Directions for this task: Each entry below should be returned exactly as is, with the pictures removed.

Raw records:
"""

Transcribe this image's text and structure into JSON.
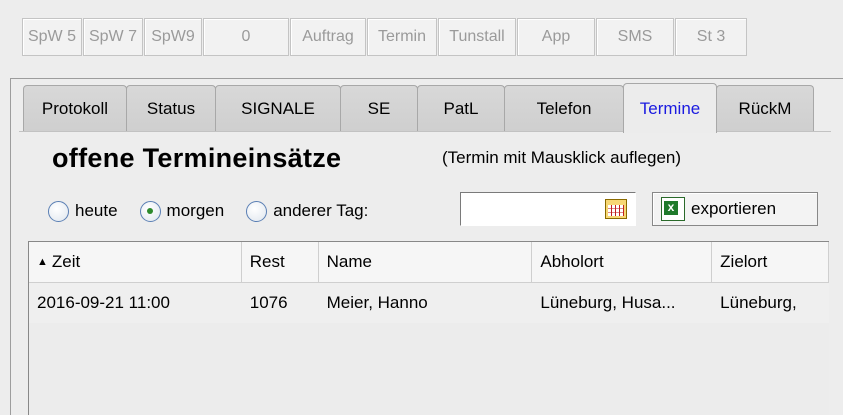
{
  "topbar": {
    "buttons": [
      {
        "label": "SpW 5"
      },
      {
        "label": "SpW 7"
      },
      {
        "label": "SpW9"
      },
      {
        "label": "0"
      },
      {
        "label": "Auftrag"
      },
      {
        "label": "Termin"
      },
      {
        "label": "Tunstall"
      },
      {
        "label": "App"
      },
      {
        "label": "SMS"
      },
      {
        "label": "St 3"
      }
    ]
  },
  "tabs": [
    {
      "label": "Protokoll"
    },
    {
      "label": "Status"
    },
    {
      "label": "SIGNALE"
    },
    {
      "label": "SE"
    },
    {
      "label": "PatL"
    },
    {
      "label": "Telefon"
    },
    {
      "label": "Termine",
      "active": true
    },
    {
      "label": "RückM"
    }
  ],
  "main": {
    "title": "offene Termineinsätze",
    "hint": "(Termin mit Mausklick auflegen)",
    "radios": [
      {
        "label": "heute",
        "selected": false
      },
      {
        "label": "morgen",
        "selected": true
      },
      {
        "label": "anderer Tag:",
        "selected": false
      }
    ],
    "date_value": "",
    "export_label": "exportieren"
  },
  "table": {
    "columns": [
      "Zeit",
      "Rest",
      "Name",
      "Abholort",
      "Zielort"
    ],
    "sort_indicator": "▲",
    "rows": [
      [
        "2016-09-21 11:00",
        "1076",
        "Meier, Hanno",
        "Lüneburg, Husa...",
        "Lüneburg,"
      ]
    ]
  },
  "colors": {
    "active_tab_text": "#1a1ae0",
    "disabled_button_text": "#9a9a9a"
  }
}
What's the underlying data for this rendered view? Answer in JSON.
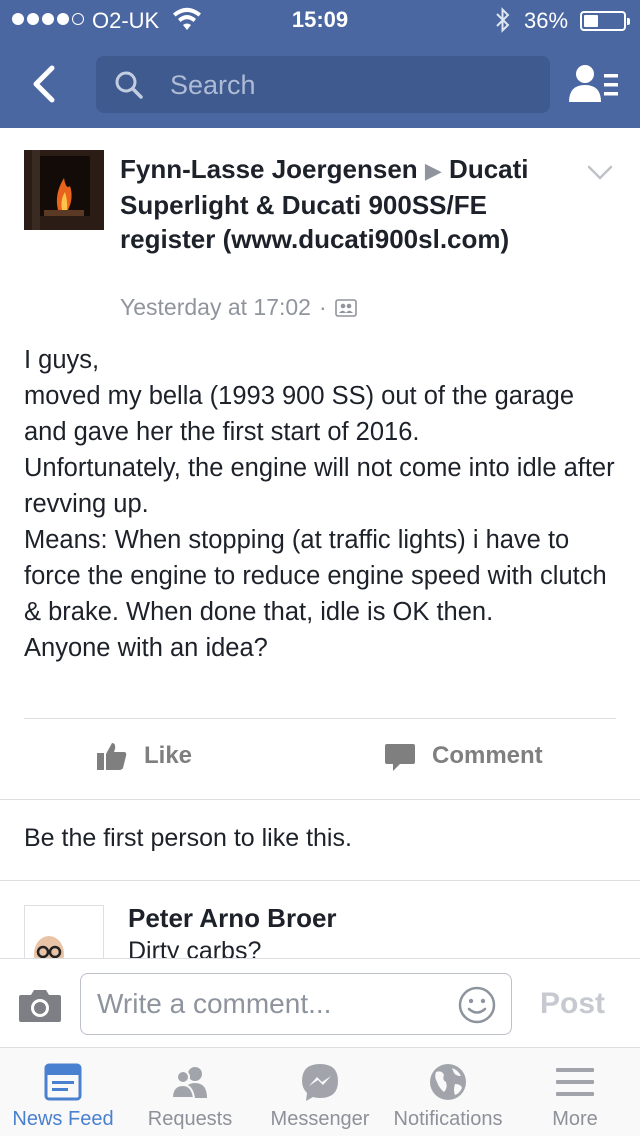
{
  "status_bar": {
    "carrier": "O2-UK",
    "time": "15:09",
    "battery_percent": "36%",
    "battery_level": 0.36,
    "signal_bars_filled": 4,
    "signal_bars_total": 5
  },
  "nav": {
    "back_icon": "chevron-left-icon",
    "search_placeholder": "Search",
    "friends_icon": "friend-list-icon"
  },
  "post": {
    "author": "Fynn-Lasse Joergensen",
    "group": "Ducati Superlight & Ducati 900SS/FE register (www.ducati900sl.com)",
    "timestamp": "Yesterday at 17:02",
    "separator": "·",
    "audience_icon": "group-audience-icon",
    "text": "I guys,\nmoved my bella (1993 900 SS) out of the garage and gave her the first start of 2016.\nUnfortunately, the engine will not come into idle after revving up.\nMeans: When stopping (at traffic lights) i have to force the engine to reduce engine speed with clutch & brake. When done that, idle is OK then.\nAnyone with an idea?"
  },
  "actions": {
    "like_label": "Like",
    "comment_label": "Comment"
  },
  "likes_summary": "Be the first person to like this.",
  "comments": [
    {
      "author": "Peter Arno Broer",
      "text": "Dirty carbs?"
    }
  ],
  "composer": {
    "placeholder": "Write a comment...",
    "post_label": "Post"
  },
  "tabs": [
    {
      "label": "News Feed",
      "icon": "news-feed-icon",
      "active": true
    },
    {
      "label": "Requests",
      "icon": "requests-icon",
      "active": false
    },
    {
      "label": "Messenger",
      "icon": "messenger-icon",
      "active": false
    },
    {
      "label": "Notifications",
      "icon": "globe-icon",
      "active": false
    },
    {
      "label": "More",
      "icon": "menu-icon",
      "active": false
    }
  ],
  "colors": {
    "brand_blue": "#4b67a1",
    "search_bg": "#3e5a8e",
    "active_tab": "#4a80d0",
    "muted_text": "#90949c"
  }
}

"""

Response below:
Transcribe this image's text and structure into JSON.
{
  "topbar": {
    "buttons": [
      {
        "label": "SpW 5"
      },
      {
        "label": "SpW 7"
      },
      {
        "label": "SpW9"
      },
      {
        "label": "0"
      },
      {
        "label": "Auftrag"
      },
      {
        "label": "Termin"
      },
      {
        "label": "Tunstall"
      },
      {
        "label": "App"
      },
      {
        "label": "SMS"
      },
      {
        "label": "St 3"
      }
    ]
  },
  "tabs": [
    {
      "label": "Protokoll"
    },
    {
      "label": "Status"
    },
    {
      "label": "SIGNALE"
    },
    {
      "label": "SE"
    },
    {
      "label": "PatL"
    },
    {
      "label": "Telefon"
    },
    {
      "label": "Termine",
      "active": true
    },
    {
      "label": "RückM"
    }
  ],
  "main": {
    "title": "offene Termineinsätze",
    "hint": "(Termin mit Mausklick auflegen)",
    "radios": [
      {
        "label": "heute",
        "selected": false
      },
      {
        "label": "morgen",
        "selected": true
      },
      {
        "label": "anderer Tag:",
        "selected": false
      }
    ],
    "date_value": "",
    "export_label": "exportieren"
  },
  "table": {
    "columns": [
      "Zeit",
      "Rest",
      "Name",
      "Abholort",
      "Zielort"
    ],
    "sort_indicator": "▲",
    "rows": [
      [
        "2016-09-21 11:00",
        "1076",
        "Meier, Hanno",
        "Lüneburg, Husa...",
        "Lüneburg,"
      ]
    ]
  },
  "colors": {
    "active_tab_text": "#1a1ae0",
    "disabled_button_text": "#9a9a9a"
  }
}
What's the underlying data for this rendered view? Answer in JSON.
{
  "status_bar": {
    "carrier": "O2-UK",
    "time": "15:09",
    "battery_percent": "36%",
    "battery_level": 0.36,
    "signal_bars_filled": 4,
    "signal_bars_total": 5
  },
  "nav": {
    "back_icon": "chevron-left-icon",
    "search_placeholder": "Search",
    "friends_icon": "friend-list-icon"
  },
  "post": {
    "author": "Fynn-Lasse Joergensen",
    "group": "Ducati Superlight & Ducati 900SS/FE register (www.ducati900sl.com)",
    "timestamp": "Yesterday at 17:02",
    "separator": "·",
    "audience_icon": "group-audience-icon",
    "text": "I guys,\nmoved my bella (1993 900 SS) out of the garage and gave her the first start of 2016.\nUnfortunately, the engine will not come into idle after revving up.\nMeans: When stopping (at traffic lights) i have to force the engine to reduce engine speed with clutch & brake. When done that, idle is OK then.\nAnyone with an idea?"
  },
  "actions": {
    "like_label": "Like",
    "comment_label": "Comment"
  },
  "likes_summary": "Be the first person to like this.",
  "comments": [
    {
      "author": "Peter Arno Broer",
      "text": "Dirty carbs?"
    }
  ],
  "composer": {
    "placeholder": "Write a comment...",
    "post_label": "Post"
  },
  "tabs": [
    {
      "label": "News Feed",
      "icon": "news-feed-icon",
      "active": true
    },
    {
      "label": "Requests",
      "icon": "requests-icon",
      "active": false
    },
    {
      "label": "Messenger",
      "icon": "messenger-icon",
      "active": false
    },
    {
      "label": "Notifications",
      "icon": "globe-icon",
      "active": false
    },
    {
      "label": "More",
      "icon": "menu-icon",
      "active": false
    }
  ],
  "colors": {
    "brand_blue": "#4b67a1",
    "search_bg": "#3e5a8e",
    "active_tab": "#4a80d0",
    "muted_text": "#90949c"
  }
}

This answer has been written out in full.